** The problem **
Every line containing the word "price" needs to be found and copied.

** Exercise inputs **
>> Begin
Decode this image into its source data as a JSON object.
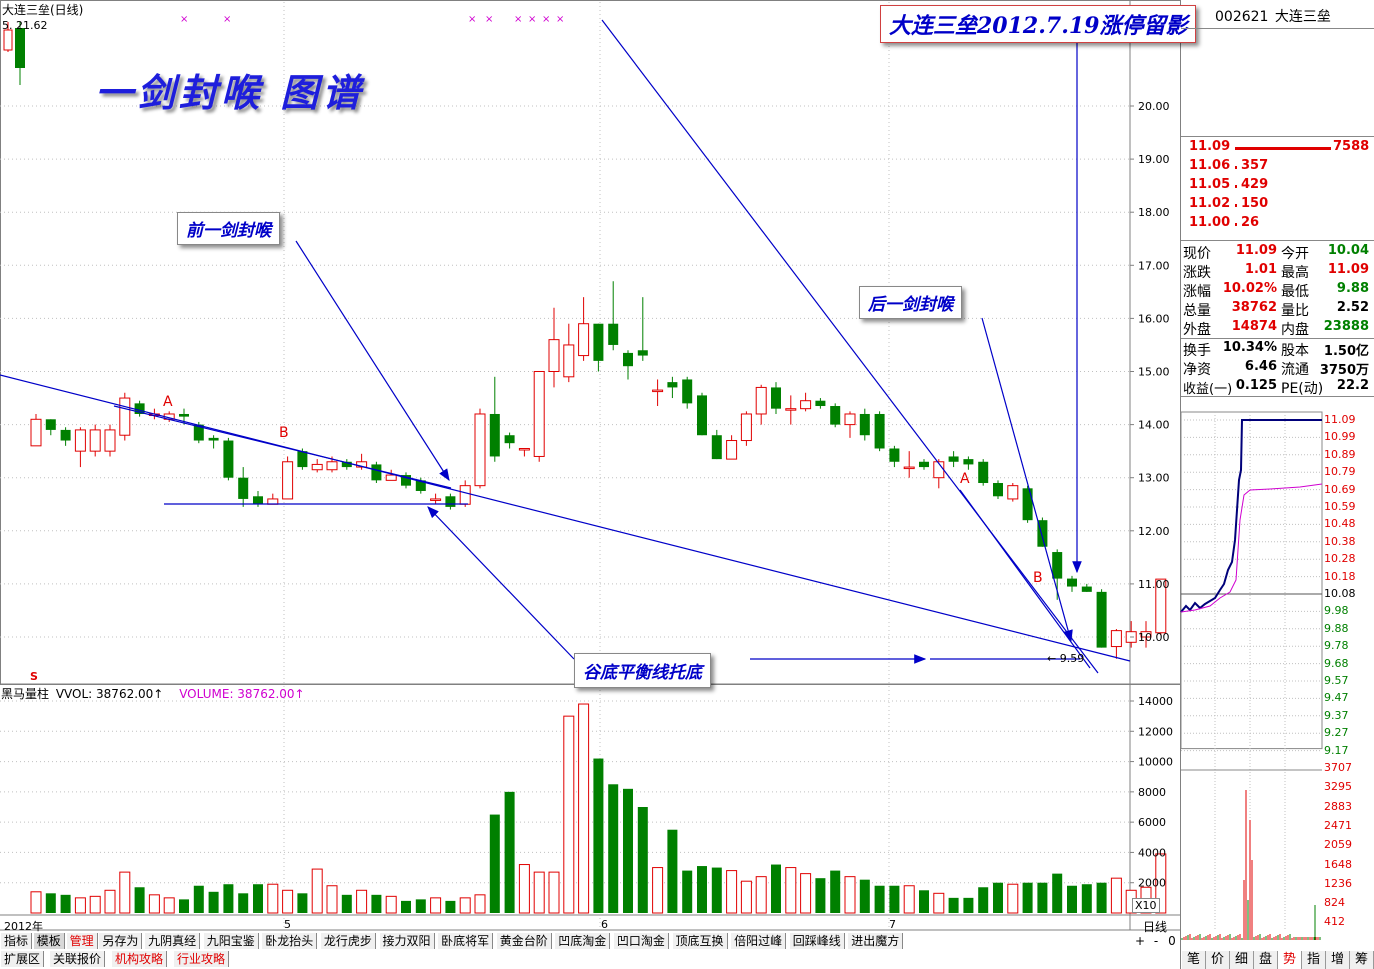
{
  "header": {
    "title": "大连三垒(日线)",
    "ma_line": "5.  21.62",
    "code": "002621",
    "name": "大连三垒"
  },
  "annotations": {
    "big_title": "一剑封喉 图谱",
    "top_callout": "大连三垒2012.7.19涨停留影",
    "callout_front": "前一剑封喉",
    "callout_back": "后一剑封喉",
    "callout_bottom": "谷底平衡线托底",
    "marker_a1": "A",
    "marker_b1": "B",
    "marker_a2": "A",
    "marker_b2": "B",
    "low_label": "← 9.59",
    "s_marker": "S"
  },
  "volume_header": {
    "label1": "黑马量柱",
    "label2": "VVOL: 38762.00↑",
    "label3": "VOLUME: 38762.00↑"
  },
  "axis": {
    "date_labels": [
      "2012年",
      "5",
      "6",
      "7"
    ],
    "x10": "X10",
    "period": "日线"
  },
  "colors": {
    "up": "#e00000",
    "down": "#008000",
    "line": "#0000c8",
    "grid": "#c0c0c0",
    "magenta": "#d000d0"
  },
  "chart_data": [
    {
      "type": "candlestick",
      "title": "大连三垒(日线)",
      "y_ticks": [
        10.0,
        11.0,
        12.0,
        13.0,
        14.0,
        15.0,
        16.0,
        17.0,
        18.0,
        19.0,
        20.0
      ],
      "y_tick_labels": [
        "10.00",
        "11.00",
        "12.00",
        "13.00",
        "14.00",
        "15.00",
        "16.00",
        "17.00",
        "18.00",
        "19.00",
        "20.00"
      ],
      "ylim": [
        9.05,
        21.6
      ],
      "candles": [
        {
          "o": 13.6,
          "c": 14.1,
          "h": 14.2,
          "l": 13.6
        },
        {
          "o": 14.1,
          "c": 13.9,
          "h": 14.1,
          "l": 13.8
        },
        {
          "o": 13.9,
          "c": 13.7,
          "h": 13.95,
          "l": 13.6
        },
        {
          "o": 13.5,
          "c": 13.9,
          "h": 13.95,
          "l": 13.2
        },
        {
          "o": 13.5,
          "c": 13.9,
          "h": 14.0,
          "l": 13.4
        },
        {
          "o": 13.5,
          "c": 13.9,
          "h": 14.0,
          "l": 13.4
        },
        {
          "o": 13.8,
          "c": 14.5,
          "h": 14.6,
          "l": 13.7
        },
        {
          "o": 14.4,
          "c": 14.2,
          "h": 14.45,
          "l": 14.15
        },
        {
          "o": 14.2,
          "c": 14.2,
          "h": 14.3,
          "l": 14.1
        },
        {
          "o": 14.1,
          "c": 14.2,
          "h": 14.25,
          "l": 14.05
        },
        {
          "o": 14.2,
          "c": 14.15,
          "h": 14.3,
          "l": 14.0
        },
        {
          "o": 14.0,
          "c": 13.7,
          "h": 14.05,
          "l": 13.65
        },
        {
          "o": 13.75,
          "c": 13.7,
          "h": 13.8,
          "l": 13.55
        },
        {
          "o": 13.7,
          "c": 13.0,
          "h": 13.75,
          "l": 12.95
        },
        {
          "o": 13.0,
          "c": 12.6,
          "h": 13.2,
          "l": 12.45
        },
        {
          "o": 12.65,
          "c": 12.5,
          "h": 12.75,
          "l": 12.45
        },
        {
          "o": 12.5,
          "c": 12.6,
          "h": 12.7,
          "l": 12.5
        },
        {
          "o": 12.6,
          "c": 13.3,
          "h": 13.4,
          "l": 12.6
        },
        {
          "o": 13.5,
          "c": 13.2,
          "h": 13.55,
          "l": 13.15
        },
        {
          "o": 13.15,
          "c": 13.25,
          "h": 13.35,
          "l": 13.1
        },
        {
          "o": 13.15,
          "c": 13.3,
          "h": 13.4,
          "l": 13.1
        },
        {
          "o": 13.3,
          "c": 13.2,
          "h": 13.35,
          "l": 13.15
        },
        {
          "o": 13.2,
          "c": 13.3,
          "h": 13.45,
          "l": 13.15
        },
        {
          "o": 13.25,
          "c": 12.95,
          "h": 13.3,
          "l": 12.9
        },
        {
          "o": 12.95,
          "c": 13.05,
          "h": 13.15,
          "l": 12.95
        },
        {
          "o": 13.05,
          "c": 12.85,
          "h": 13.1,
          "l": 12.8
        },
        {
          "o": 12.95,
          "c": 12.75,
          "h": 13.0,
          "l": 12.7
        },
        {
          "o": 12.6,
          "c": 12.6,
          "h": 12.7,
          "l": 12.5
        },
        {
          "o": 12.65,
          "c": 12.45,
          "h": 12.7,
          "l": 12.4
        },
        {
          "o": 12.5,
          "c": 12.85,
          "h": 12.95,
          "l": 12.45
        },
        {
          "o": 12.85,
          "c": 14.2,
          "h": 14.3,
          "l": 12.8
        },
        {
          "o": 14.2,
          "c": 13.4,
          "h": 14.9,
          "l": 13.3
        },
        {
          "o": 13.8,
          "c": 13.65,
          "h": 13.85,
          "l": 13.55
        },
        {
          "o": 13.55,
          "c": 13.55,
          "h": 13.55,
          "l": 13.4
        },
        {
          "o": 13.4,
          "c": 15.0,
          "h": 15.0,
          "l": 13.3
        },
        {
          "o": 15.0,
          "c": 15.6,
          "h": 16.2,
          "l": 14.7
        },
        {
          "o": 14.9,
          "c": 15.5,
          "h": 15.9,
          "l": 14.8
        },
        {
          "o": 15.3,
          "c": 15.9,
          "h": 16.4,
          "l": 15.2
        },
        {
          "o": 15.9,
          "c": 15.2,
          "h": 15.9,
          "l": 15.0
        },
        {
          "o": 15.9,
          "c": 15.5,
          "h": 16.7,
          "l": 15.4
        },
        {
          "o": 15.35,
          "c": 15.1,
          "h": 15.4,
          "l": 14.85
        },
        {
          "o": 15.4,
          "c": 15.3,
          "h": 16.4,
          "l": 15.2
        },
        {
          "o": 14.65,
          "c": 14.65,
          "h": 14.85,
          "l": 14.35
        },
        {
          "o": 14.8,
          "c": 14.7,
          "h": 14.9,
          "l": 14.5
        },
        {
          "o": 14.85,
          "c": 14.4,
          "h": 14.9,
          "l": 14.3
        },
        {
          "o": 14.55,
          "c": 13.8,
          "h": 14.6,
          "l": 13.8
        },
        {
          "o": 13.8,
          "c": 13.35,
          "h": 13.9,
          "l": 13.35
        },
        {
          "o": 13.35,
          "c": 13.7,
          "h": 13.8,
          "l": 13.35
        },
        {
          "o": 13.7,
          "c": 14.2,
          "h": 14.25,
          "l": 13.6
        },
        {
          "o": 14.2,
          "c": 14.7,
          "h": 14.75,
          "l": 14.0
        },
        {
          "o": 14.7,
          "c": 14.3,
          "h": 14.8,
          "l": 14.2
        },
        {
          "o": 14.3,
          "c": 14.3,
          "h": 14.55,
          "l": 14.0
        },
        {
          "o": 14.3,
          "c": 14.45,
          "h": 14.6,
          "l": 14.25
        },
        {
          "o": 14.45,
          "c": 14.35,
          "h": 14.5,
          "l": 14.3
        },
        {
          "o": 14.35,
          "c": 14.0,
          "h": 14.4,
          "l": 13.95
        },
        {
          "o": 14.0,
          "c": 14.2,
          "h": 14.25,
          "l": 13.75
        },
        {
          "o": 14.2,
          "c": 13.8,
          "h": 14.3,
          "l": 13.7
        },
        {
          "o": 14.2,
          "c": 13.55,
          "h": 14.25,
          "l": 13.5
        },
        {
          "o": 13.55,
          "c": 13.3,
          "h": 13.6,
          "l": 13.2
        },
        {
          "o": 13.2,
          "c": 13.2,
          "h": 13.5,
          "l": 13.0
        },
        {
          "o": 13.3,
          "c": 13.2,
          "h": 13.35,
          "l": 13.15
        },
        {
          "o": 13.0,
          "c": 13.3,
          "h": 13.35,
          "l": 12.8
        },
        {
          "o": 13.4,
          "c": 13.3,
          "h": 13.5,
          "l": 13.2
        },
        {
          "o": 13.35,
          "c": 13.25,
          "h": 13.4,
          "l": 13.15
        },
        {
          "o": 13.3,
          "c": 12.9,
          "h": 13.35,
          "l": 12.85
        },
        {
          "o": 12.9,
          "c": 12.65,
          "h": 12.95,
          "l": 12.6
        },
        {
          "o": 12.6,
          "c": 12.85,
          "h": 12.9,
          "l": 12.55
        },
        {
          "o": 12.8,
          "c": 12.2,
          "h": 12.85,
          "l": 12.15
        },
        {
          "o": 12.2,
          "c": 11.7,
          "h": 12.25,
          "l": 11.7
        },
        {
          "o": 11.6,
          "c": 11.1,
          "h": 11.65,
          "l": 10.7
        },
        {
          "o": 11.1,
          "c": 10.95,
          "h": 11.15,
          "l": 10.85
        },
        {
          "o": 10.95,
          "c": 10.85,
          "h": 11.0,
          "l": 10.85
        },
        {
          "o": 10.85,
          "c": 9.8,
          "h": 10.9,
          "l": 9.8
        },
        {
          "o": 9.82,
          "c": 10.12,
          "h": 10.15,
          "l": 9.59
        },
        {
          "o": 9.9,
          "c": 10.1,
          "h": 10.3,
          "l": 9.8
        },
        {
          "o": 10.0,
          "c": 10.1,
          "h": 10.3,
          "l": 9.8
        },
        {
          "o": 10.08,
          "c": 11.09,
          "h": 11.09,
          "l": 10.04
        }
      ]
    },
    {
      "type": "bar",
      "title": "黑马量柱",
      "y_ticks": [
        2000,
        4000,
        6000,
        8000,
        10000,
        12000,
        14000
      ],
      "y_tick_labels": [
        "2000",
        "4000",
        "6000",
        "8000",
        "10000",
        "12000",
        "14000"
      ],
      "ylim": [
        0,
        15000
      ],
      "series": [
        {
          "values": [
            1400,
            1300,
            1200,
            1000,
            1100,
            1500,
            2700,
            1700,
            1200,
            1000,
            900,
            1800,
            1400,
            1900,
            1300,
            1900,
            1900,
            1500,
            1300,
            2900,
            1800,
            1200,
            1500,
            1200,
            1100,
            800,
            900,
            1000,
            800,
            1000,
            1200,
            6500,
            8000,
            3200,
            2700,
            2700,
            13000,
            13800,
            10200,
            8500,
            8200,
            7000,
            3000,
            5500,
            2800,
            3100,
            3000,
            2800,
            2100,
            2400,
            3200,
            3000,
            2600,
            2300,
            2800,
            2400,
            2200,
            1800,
            1800,
            1800,
            1500,
            1300,
            1000,
            1000,
            1700,
            2000,
            1900,
            2000,
            2000,
            2600,
            1800,
            1900,
            2000,
            2300,
            1500,
            1700,
            3900
          ]
        }
      ]
    }
  ],
  "quote": {
    "bids": [
      {
        "price": "11.09",
        "vol": "7588"
      },
      {
        "price": "11.06",
        "vol": "357"
      },
      {
        "price": "11.05",
        "vol": "429"
      },
      {
        "price": "11.02",
        "vol": "150"
      },
      {
        "price": "11.00",
        "vol": "26"
      }
    ],
    "rows": [
      {
        "k1": "现价",
        "v1": "11.09",
        "k2": "今开",
        "v2": "10.04"
      },
      {
        "k1": "涨跌",
        "v1": "1.01",
        "k2": "最高",
        "v2": "11.09"
      },
      {
        "k1": "涨幅",
        "v1": "10.02%",
        "k2": "最低",
        "v2": "9.88"
      },
      {
        "k1": "总量",
        "v1": "38762",
        "k2": "量比",
        "v2": "2.52"
      },
      {
        "k1": "外盘",
        "v1": "14874",
        "k2": "内盘",
        "v2": "23888"
      },
      {
        "k1": "换手",
        "v1": "10.34%",
        "k2": "股本",
        "v2": "1.50亿"
      },
      {
        "k1": "净资",
        "v1": "6.46",
        "k2": "流通",
        "v2": "3750万"
      },
      {
        "k1": "收益(一)",
        "v1": "0.125",
        "k2": "PE(动)",
        "v2": "22.2"
      }
    ],
    "intraday_labels_top": [
      "11.09",
      "10.99",
      "10.89",
      "10.79",
      "10.69",
      "10.59",
      "10.48",
      "10.38",
      "10.28",
      "10.18",
      "10.08",
      "9.98",
      "9.88",
      "9.78",
      "9.68",
      "9.57",
      "9.47",
      "9.37",
      "9.27",
      "9.17"
    ],
    "intraday_vol_labels": [
      "3707",
      "3295",
      "2883",
      "2471",
      "2059",
      "1648",
      "1236",
      "824",
      "412"
    ]
  },
  "tabs": {
    "row1": [
      "指标",
      "模板",
      "管理",
      "另存为",
      "九阴真经",
      "九阳宝鉴",
      "卧龙抬头",
      "龙行虎步",
      "接力双阳",
      "卧底将军",
      "黄金台阶",
      "凹底淘金",
      "凹口淘金",
      "顶底互换",
      "倍阳过峰",
      "回踩峰线",
      "进出魔方"
    ],
    "row2": [
      "扩展区",
      "关联报价",
      "机构攻略",
      "行业攻略"
    ],
    "right_tabs": [
      "笔",
      "价",
      "细",
      "盘",
      "势",
      "指",
      "增",
      "筹"
    ],
    "right_controls": [
      "+",
      "-",
      "0"
    ]
  }
}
>> End
** Problem solution **
        "price": "11.09",
        "price": "11.06",
        "price": "11.05",
        "price": "11.02",
        "price": "11.00",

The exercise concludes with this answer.